# Dataset
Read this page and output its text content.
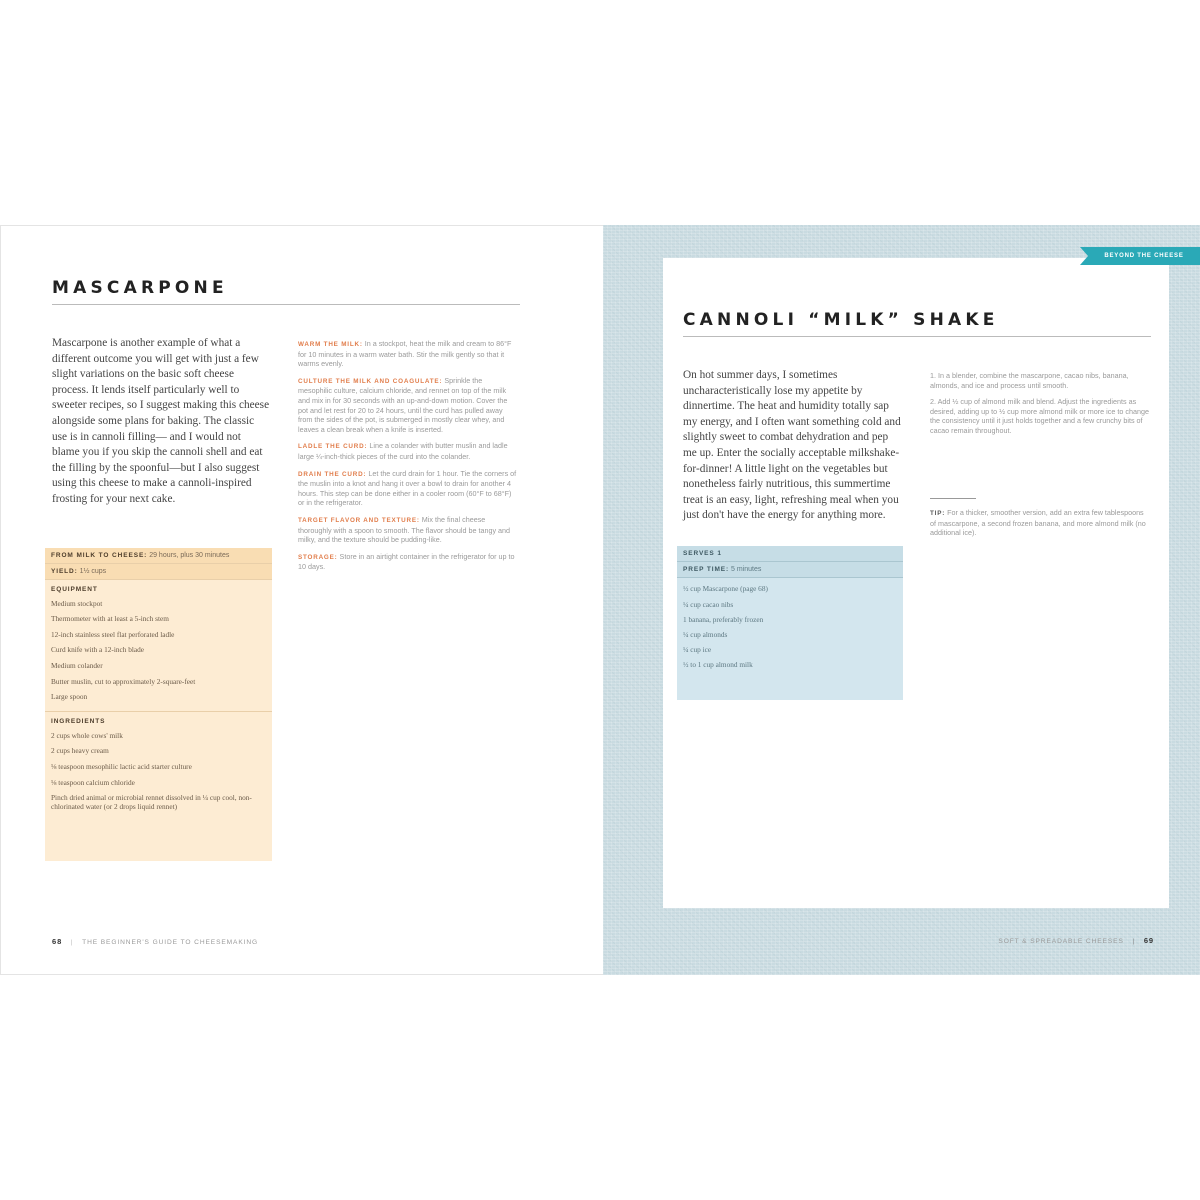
MASCARPONE

Mascarpone is another example of what a different outcome you will get with just a few slight variations on the basic soft cheese process. It lends itself particularly well to sweeter recipes, so I suggest making this cheese alongside some plans for baking. The classic use is in cannoli filling— and I would not blame you if you skip the cannoli shell and eat the filling by the spoonful—but I also suggest using this cheese to make a cannoli-inspired frosting for your next cake.

WARM THE MILK: In a stockpot, heat the milk and cream to 86°F for 10 minutes in a warm water bath. Stir the milk gently so that it warms evenly.

CULTURE THE MILK AND COAGULATE: Sprinkle the mesophilic culture, calcium chloride, and rennet on top of the milk and mix in for 30 seconds with an up-and-down motion. Cover the pot and let rest for 20 to 24 hours, until the curd has pulled away from the sides of the pot, is submerged in mostly clear whey, and leaves a clean break when a knife is inserted.

LADLE THE CURD: Line a colander with butter muslin and ladle large ¼-inch-thick pieces of the curd into the colander.

DRAIN THE CURD: Let the curd drain for 1 hour. Tie the corners of the muslin into a knot and hang it over a bowl to drain for another 4 hours. This step can be done either in a cooler room (60°F to 68°F) or in the refrigerator.

TARGET FLAVOR AND TEXTURE: Mix the final cheese thoroughly with a spoon to smooth. The flavor should be tangy and milky, and the texture should be pudding-like.

STORAGE: Store in an airtight container in the refrigerator for up to 10 days.

FROM MILK TO CHEESE: 29 hours, plus 30 minutes
YIELD: 1½ cups
EQUIPMENT
Medium stockpot
Thermometer with at least a 5-inch stem
12-inch stainless steel flat perforated ladle
Curd knife with a 12-inch blade
Medium colander
Butter muslin, cut to approximately 2-square-feet
Large spoon
INGREDIENTS
2 cups whole cows' milk
2 cups heavy cream
⅛ teaspoon mesophilic lactic acid starter culture
⅛ teaspoon calcium chloride
Pinch dried animal or microbial rennet dissolved in ¼ cup cool, non-chlorinated water (or 2 drops liquid rennet)
68 | THE BEGINNER'S GUIDE TO CHEESEMAKING
CANNOLI “MILK” SHAKE

On hot summer days, I sometimes uncharacteristically lose my appetite by dinnertime. The heat and humidity totally sap my energy, and I often want something cold and slightly sweet to combat dehydration and pep me up. Enter the socially acceptable milkshake-for-dinner! A little light on the vegetables but nonetheless fairly nutritious, this summertime treat is an easy, light, refreshing meal when you just don't have the energy for anything more.

1. In a blender, combine the mascarpone, cacao nibs, banana, almonds, and ice and process until smooth.

2. Add ½ cup of almond milk and blend. Adjust the ingredients as desired, adding up to ½ cup more almond milk or more ice to change the consistency until it just holds together and a few crunchy bits of cacao remain throughout.

TIP: For a thicker, smoother version, add an extra few tablespoons of mascarpone, a second frozen banana, and more almond milk (no additional ice).

SERVES 1
PREP TIME: 5 minutes
½ cup Mascarpone (page 68)
¼ cup cacao nibs
1 banana, preferably frozen
¼ cup almonds
¼ cup ice
½ to 1 cup almond milk
BEYOND THE CHEESE
SOFT & SPREADABLE CHEESES | 69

# Exercise
Which lines contain "cream"? Show each of them.

# Solution to the exercise
WARM THE MILK: In a stockpot, heat the milk and cream to 86°F for 10 minutes in a warm water bath. Stir the milk gently so that it warms evenly.
2 cups heavy cream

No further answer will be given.